-- Exercise aim --
Report only how many lines hold the word "this".

-*-

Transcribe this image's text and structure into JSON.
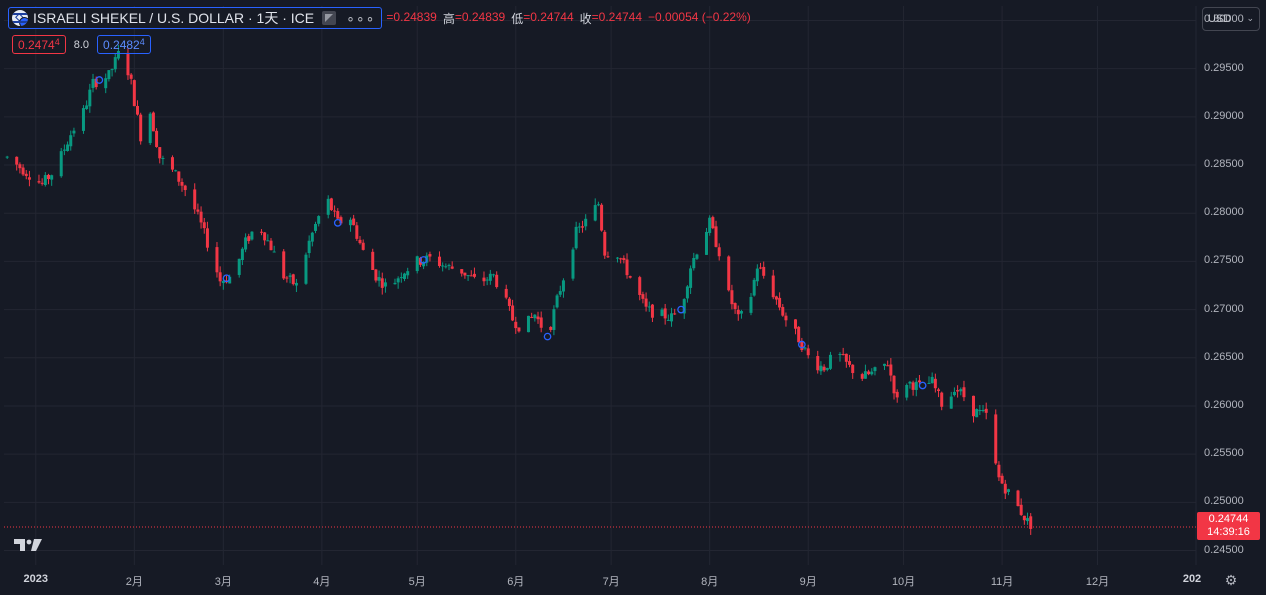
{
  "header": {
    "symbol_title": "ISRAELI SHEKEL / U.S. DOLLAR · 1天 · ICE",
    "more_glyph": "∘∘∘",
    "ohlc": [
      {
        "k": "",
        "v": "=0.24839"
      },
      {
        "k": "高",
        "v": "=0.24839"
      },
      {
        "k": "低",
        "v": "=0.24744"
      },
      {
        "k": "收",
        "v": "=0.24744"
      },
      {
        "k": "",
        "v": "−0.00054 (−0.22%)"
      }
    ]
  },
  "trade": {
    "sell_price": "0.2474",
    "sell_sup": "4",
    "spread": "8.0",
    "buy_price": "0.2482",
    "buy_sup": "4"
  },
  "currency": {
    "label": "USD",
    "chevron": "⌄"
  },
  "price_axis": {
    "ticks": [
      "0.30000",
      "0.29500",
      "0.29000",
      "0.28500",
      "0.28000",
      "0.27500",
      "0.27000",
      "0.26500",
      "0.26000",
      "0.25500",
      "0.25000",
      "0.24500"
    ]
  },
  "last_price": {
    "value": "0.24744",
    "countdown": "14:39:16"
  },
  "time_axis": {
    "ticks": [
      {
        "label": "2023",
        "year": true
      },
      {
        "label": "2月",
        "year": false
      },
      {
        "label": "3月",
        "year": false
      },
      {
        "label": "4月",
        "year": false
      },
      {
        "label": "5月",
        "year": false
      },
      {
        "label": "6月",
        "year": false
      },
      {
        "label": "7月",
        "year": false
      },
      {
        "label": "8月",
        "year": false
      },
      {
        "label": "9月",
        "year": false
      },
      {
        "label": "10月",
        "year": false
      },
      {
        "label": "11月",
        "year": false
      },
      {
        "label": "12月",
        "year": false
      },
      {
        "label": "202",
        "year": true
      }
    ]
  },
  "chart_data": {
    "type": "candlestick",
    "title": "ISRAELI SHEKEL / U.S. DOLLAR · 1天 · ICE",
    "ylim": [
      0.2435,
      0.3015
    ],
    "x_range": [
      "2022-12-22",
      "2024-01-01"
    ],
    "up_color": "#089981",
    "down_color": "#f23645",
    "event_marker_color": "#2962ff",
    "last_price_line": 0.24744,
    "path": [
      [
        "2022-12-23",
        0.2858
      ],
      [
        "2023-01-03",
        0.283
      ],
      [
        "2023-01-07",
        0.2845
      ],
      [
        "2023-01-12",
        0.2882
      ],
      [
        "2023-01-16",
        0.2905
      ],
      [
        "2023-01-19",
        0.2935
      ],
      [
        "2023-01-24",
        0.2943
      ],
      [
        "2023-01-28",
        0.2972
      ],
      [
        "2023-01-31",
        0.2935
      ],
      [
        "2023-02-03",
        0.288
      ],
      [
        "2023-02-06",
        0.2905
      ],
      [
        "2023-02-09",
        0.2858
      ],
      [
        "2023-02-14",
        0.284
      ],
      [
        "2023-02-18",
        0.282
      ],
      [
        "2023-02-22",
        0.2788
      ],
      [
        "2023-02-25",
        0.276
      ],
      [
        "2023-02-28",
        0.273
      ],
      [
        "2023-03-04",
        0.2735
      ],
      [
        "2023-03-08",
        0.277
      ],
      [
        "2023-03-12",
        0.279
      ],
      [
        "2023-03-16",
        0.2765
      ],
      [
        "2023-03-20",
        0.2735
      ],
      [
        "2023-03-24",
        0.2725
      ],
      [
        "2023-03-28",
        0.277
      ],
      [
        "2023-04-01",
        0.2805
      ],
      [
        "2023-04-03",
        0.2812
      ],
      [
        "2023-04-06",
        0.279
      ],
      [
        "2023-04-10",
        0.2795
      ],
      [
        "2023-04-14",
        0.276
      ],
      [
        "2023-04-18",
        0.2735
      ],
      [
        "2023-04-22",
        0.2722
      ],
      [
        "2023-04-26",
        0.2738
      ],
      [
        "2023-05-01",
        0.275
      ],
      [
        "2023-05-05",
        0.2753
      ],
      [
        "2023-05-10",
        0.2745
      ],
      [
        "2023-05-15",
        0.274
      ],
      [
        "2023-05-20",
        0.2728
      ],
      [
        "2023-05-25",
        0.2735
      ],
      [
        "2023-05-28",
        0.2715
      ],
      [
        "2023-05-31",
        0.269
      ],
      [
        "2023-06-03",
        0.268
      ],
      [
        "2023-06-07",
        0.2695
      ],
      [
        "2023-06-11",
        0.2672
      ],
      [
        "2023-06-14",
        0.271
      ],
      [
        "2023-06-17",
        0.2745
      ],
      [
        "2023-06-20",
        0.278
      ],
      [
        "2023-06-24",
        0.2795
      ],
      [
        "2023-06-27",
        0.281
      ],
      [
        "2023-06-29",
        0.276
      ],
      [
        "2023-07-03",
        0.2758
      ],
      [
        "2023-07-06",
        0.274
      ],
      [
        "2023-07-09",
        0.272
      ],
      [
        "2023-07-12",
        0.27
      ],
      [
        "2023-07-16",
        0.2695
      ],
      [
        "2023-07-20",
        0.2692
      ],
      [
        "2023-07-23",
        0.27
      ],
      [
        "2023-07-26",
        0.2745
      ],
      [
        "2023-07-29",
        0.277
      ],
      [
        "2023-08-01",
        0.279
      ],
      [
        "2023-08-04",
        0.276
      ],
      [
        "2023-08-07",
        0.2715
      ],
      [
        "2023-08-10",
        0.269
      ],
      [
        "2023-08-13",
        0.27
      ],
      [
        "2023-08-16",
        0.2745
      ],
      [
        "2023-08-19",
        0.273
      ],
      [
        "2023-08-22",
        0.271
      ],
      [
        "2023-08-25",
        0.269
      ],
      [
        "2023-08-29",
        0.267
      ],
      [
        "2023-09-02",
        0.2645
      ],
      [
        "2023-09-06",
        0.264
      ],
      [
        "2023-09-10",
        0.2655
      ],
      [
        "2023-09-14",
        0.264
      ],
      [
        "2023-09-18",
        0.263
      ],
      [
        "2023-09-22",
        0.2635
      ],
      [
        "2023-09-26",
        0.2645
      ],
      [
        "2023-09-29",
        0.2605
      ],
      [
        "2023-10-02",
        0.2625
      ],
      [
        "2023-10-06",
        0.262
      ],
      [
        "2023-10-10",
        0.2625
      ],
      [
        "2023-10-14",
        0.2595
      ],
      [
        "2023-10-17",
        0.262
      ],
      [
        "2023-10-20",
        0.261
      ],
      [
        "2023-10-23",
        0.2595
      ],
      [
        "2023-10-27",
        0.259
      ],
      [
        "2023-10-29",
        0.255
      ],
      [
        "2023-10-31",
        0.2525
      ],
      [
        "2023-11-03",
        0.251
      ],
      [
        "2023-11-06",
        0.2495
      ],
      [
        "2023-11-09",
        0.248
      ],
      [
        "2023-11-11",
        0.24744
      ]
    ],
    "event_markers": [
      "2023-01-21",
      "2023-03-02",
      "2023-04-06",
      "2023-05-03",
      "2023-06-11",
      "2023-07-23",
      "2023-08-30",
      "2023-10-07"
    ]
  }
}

-*-

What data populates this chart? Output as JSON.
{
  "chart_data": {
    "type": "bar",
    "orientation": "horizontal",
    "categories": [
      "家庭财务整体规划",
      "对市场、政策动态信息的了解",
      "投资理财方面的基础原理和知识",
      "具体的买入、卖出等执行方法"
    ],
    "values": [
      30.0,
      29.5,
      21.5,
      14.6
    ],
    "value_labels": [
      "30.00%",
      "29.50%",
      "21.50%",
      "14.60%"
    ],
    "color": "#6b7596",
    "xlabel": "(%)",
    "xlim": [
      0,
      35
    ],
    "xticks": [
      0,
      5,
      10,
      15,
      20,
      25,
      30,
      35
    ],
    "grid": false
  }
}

-*-

-- Result of the exercise --
2